== Prompt ==
Return each line of the listing that contains the string "half".

┌──

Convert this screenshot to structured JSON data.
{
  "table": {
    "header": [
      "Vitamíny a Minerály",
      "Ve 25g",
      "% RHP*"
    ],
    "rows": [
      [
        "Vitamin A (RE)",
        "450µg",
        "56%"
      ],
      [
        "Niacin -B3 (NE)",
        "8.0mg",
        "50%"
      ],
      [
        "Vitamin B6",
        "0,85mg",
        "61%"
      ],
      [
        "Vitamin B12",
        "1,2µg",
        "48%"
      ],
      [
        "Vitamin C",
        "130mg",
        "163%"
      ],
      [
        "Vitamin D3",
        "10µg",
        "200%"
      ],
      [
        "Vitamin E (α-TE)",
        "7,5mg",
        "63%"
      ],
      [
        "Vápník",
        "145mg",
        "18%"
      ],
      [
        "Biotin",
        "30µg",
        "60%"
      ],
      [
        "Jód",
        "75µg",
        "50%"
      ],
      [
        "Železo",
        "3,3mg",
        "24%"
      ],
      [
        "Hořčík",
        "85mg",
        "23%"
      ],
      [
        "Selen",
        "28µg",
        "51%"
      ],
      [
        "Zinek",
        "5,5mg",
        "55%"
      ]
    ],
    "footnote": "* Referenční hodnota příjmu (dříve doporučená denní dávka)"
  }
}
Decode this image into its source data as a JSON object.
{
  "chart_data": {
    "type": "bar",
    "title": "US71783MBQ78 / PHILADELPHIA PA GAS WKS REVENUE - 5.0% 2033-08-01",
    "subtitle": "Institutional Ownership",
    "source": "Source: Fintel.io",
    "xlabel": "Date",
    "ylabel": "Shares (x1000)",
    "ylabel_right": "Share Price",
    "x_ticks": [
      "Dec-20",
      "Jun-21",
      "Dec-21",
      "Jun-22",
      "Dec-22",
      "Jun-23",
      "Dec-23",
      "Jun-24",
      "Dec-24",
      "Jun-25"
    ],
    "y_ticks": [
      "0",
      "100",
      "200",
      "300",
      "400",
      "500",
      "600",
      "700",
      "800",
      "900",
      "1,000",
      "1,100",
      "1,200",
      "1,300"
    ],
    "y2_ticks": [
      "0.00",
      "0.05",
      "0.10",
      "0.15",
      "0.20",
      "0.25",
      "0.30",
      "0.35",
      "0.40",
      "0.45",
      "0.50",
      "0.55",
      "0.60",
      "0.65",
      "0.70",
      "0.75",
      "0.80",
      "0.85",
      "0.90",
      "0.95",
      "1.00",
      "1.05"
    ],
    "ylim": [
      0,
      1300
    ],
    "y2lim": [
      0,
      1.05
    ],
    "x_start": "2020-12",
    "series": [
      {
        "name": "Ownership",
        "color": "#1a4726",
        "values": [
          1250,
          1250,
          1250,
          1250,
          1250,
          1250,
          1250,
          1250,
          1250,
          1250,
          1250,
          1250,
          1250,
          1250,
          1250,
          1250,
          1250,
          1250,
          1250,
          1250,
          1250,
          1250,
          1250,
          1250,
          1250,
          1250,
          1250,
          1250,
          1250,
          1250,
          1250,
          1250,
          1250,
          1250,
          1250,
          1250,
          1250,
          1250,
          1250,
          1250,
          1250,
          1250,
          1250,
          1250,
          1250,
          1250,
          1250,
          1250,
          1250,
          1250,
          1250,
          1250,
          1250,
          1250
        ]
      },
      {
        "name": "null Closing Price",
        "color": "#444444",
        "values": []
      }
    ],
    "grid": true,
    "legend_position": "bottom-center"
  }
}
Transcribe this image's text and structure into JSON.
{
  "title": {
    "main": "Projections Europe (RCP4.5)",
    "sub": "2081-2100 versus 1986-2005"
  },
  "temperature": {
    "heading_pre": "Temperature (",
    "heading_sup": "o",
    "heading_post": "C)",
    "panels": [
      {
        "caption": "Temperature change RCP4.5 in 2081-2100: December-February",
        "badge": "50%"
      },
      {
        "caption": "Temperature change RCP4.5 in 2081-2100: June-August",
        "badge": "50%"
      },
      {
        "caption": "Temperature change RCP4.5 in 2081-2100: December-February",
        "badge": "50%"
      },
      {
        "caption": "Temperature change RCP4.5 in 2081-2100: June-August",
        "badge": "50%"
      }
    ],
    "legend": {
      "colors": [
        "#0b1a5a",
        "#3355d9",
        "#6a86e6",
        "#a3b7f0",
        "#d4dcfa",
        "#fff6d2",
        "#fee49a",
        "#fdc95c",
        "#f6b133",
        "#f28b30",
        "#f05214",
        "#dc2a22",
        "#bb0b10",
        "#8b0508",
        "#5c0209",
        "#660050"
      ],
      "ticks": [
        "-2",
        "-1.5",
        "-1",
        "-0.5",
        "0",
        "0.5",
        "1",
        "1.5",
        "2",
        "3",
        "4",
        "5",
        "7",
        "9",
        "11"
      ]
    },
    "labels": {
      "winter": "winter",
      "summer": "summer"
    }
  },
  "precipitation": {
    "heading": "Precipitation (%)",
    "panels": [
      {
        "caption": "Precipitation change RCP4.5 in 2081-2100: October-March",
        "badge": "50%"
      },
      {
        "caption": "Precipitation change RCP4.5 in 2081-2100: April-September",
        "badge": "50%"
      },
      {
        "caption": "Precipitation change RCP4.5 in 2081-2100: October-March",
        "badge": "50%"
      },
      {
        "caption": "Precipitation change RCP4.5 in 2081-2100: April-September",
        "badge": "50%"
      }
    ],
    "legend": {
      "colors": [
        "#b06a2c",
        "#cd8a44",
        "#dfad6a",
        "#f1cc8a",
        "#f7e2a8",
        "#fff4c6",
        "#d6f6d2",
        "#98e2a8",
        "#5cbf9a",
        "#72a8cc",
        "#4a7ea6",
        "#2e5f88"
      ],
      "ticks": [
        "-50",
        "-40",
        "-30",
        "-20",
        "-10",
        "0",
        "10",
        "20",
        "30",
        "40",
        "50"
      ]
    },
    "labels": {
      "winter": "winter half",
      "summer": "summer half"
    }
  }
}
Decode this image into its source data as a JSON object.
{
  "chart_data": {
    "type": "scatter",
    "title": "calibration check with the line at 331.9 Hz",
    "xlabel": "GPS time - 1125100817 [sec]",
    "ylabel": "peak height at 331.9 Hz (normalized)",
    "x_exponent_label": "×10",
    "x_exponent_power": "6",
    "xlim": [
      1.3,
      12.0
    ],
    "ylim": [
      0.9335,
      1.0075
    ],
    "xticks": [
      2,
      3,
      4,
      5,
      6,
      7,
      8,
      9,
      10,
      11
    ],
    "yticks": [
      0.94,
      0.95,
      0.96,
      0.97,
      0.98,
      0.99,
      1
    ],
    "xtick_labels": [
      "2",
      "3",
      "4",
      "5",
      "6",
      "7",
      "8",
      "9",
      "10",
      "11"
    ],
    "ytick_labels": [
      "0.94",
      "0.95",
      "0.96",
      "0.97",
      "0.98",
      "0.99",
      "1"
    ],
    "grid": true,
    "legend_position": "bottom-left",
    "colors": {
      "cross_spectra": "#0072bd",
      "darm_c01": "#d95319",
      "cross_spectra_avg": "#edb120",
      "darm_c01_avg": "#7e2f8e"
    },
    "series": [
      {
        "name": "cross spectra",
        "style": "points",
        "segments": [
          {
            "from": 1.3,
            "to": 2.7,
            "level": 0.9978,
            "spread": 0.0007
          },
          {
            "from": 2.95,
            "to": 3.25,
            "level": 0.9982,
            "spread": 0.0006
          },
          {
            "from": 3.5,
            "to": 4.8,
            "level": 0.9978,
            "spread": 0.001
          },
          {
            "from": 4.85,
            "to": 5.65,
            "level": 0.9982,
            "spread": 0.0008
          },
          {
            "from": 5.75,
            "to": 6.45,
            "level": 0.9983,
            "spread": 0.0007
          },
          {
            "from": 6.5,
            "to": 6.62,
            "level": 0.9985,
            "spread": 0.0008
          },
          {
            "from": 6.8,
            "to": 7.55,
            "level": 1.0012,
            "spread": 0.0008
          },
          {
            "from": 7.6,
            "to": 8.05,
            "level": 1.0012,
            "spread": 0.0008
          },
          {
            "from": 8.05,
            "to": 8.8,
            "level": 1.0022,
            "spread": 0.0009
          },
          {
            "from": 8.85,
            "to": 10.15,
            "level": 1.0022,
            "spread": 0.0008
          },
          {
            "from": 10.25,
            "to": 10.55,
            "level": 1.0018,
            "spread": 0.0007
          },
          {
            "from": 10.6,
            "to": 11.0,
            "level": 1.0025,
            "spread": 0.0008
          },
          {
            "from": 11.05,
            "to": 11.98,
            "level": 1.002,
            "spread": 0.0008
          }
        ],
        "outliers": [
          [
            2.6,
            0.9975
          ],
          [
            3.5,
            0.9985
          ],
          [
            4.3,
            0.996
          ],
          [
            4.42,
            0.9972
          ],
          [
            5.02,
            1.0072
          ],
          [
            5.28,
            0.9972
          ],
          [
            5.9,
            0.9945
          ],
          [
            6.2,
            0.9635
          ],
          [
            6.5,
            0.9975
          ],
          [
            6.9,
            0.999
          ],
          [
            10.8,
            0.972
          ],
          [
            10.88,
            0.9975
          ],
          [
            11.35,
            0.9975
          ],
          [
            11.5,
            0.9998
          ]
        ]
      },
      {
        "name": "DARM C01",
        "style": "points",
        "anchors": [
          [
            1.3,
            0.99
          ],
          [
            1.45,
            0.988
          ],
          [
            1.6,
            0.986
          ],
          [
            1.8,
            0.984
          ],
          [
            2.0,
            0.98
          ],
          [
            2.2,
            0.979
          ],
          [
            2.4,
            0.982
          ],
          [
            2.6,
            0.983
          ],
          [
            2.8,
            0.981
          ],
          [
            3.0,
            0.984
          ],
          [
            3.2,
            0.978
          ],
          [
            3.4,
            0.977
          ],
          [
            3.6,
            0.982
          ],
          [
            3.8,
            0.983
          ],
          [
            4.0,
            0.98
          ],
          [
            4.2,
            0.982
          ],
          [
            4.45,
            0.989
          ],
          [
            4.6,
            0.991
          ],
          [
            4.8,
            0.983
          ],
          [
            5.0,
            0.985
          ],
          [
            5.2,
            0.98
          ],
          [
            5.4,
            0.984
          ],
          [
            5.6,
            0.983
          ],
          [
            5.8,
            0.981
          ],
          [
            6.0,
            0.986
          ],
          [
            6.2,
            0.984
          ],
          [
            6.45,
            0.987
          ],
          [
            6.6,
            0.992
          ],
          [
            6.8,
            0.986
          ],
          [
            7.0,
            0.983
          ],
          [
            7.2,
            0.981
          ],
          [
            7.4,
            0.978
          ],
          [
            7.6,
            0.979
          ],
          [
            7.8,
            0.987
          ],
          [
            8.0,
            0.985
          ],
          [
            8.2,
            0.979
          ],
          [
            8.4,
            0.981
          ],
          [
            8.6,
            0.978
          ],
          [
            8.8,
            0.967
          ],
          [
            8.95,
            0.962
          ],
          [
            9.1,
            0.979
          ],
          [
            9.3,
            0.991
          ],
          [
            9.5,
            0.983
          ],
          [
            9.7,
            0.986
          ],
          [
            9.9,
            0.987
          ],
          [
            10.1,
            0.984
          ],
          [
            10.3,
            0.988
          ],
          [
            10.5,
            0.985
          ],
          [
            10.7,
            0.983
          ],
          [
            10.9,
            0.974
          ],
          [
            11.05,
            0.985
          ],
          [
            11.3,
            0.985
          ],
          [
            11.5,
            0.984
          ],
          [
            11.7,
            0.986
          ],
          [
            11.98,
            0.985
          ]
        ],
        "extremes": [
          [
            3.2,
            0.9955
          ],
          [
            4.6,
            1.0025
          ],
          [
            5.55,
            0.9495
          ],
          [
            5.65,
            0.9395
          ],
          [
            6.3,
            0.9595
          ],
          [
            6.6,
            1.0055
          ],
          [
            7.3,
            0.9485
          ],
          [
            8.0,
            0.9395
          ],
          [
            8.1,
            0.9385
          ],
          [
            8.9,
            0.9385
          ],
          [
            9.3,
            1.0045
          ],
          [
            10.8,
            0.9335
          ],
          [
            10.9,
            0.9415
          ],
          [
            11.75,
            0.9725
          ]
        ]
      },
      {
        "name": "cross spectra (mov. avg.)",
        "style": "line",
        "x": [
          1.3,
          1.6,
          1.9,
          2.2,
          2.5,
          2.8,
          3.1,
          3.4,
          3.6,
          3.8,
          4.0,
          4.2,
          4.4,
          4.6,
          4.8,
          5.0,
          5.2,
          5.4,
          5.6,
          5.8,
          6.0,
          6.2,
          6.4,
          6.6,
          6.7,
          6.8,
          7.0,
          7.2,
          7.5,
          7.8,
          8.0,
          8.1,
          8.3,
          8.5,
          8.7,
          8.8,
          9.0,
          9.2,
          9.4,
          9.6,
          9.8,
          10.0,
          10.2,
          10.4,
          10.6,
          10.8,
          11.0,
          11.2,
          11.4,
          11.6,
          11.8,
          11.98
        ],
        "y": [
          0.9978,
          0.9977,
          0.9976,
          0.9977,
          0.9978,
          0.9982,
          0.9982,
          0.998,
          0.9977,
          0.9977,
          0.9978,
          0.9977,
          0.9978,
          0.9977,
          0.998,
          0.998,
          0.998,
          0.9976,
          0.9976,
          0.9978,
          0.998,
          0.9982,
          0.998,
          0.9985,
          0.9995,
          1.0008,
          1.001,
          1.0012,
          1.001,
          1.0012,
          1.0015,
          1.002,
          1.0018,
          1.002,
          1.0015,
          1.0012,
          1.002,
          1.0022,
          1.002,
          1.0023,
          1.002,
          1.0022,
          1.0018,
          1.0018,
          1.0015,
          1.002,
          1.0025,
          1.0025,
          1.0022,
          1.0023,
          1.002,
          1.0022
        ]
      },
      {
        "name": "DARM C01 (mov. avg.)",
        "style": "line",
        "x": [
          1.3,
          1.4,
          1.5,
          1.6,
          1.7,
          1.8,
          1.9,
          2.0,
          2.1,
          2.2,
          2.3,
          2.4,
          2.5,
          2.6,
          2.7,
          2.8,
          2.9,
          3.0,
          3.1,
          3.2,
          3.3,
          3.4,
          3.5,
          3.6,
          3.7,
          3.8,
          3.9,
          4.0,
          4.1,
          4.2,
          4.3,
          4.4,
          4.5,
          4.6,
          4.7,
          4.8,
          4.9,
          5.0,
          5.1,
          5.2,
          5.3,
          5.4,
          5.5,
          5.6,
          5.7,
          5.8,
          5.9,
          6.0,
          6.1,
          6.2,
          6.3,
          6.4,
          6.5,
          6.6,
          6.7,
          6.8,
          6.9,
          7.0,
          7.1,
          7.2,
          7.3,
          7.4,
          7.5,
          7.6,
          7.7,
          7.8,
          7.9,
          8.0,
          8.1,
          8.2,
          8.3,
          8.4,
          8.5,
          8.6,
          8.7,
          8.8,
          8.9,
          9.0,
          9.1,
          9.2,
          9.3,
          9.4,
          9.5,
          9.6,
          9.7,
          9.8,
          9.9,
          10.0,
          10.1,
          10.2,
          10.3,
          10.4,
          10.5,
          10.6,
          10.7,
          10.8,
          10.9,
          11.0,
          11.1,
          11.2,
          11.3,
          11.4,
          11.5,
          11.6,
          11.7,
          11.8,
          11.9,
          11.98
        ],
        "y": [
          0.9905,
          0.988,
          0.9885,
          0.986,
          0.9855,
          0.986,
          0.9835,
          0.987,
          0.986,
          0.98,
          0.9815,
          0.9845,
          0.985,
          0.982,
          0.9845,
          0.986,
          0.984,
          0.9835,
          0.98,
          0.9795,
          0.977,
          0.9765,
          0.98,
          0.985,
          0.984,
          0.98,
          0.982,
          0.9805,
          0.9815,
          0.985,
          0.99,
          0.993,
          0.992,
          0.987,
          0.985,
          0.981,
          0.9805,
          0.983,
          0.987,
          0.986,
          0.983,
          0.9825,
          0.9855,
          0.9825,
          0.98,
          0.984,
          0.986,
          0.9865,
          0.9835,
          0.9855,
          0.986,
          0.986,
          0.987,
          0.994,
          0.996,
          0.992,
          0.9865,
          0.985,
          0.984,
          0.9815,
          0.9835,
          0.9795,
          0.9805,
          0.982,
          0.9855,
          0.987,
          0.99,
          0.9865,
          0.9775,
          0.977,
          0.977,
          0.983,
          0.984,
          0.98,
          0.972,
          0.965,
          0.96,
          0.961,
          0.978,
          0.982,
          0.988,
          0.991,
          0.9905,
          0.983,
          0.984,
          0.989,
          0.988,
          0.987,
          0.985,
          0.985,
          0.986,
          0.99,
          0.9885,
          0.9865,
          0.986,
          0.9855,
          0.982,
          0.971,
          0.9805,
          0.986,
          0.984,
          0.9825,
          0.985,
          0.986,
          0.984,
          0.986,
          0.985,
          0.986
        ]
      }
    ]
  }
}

└──

== Solution for this exercise ==
      "winter": "winter half",
      "summer": "summer half"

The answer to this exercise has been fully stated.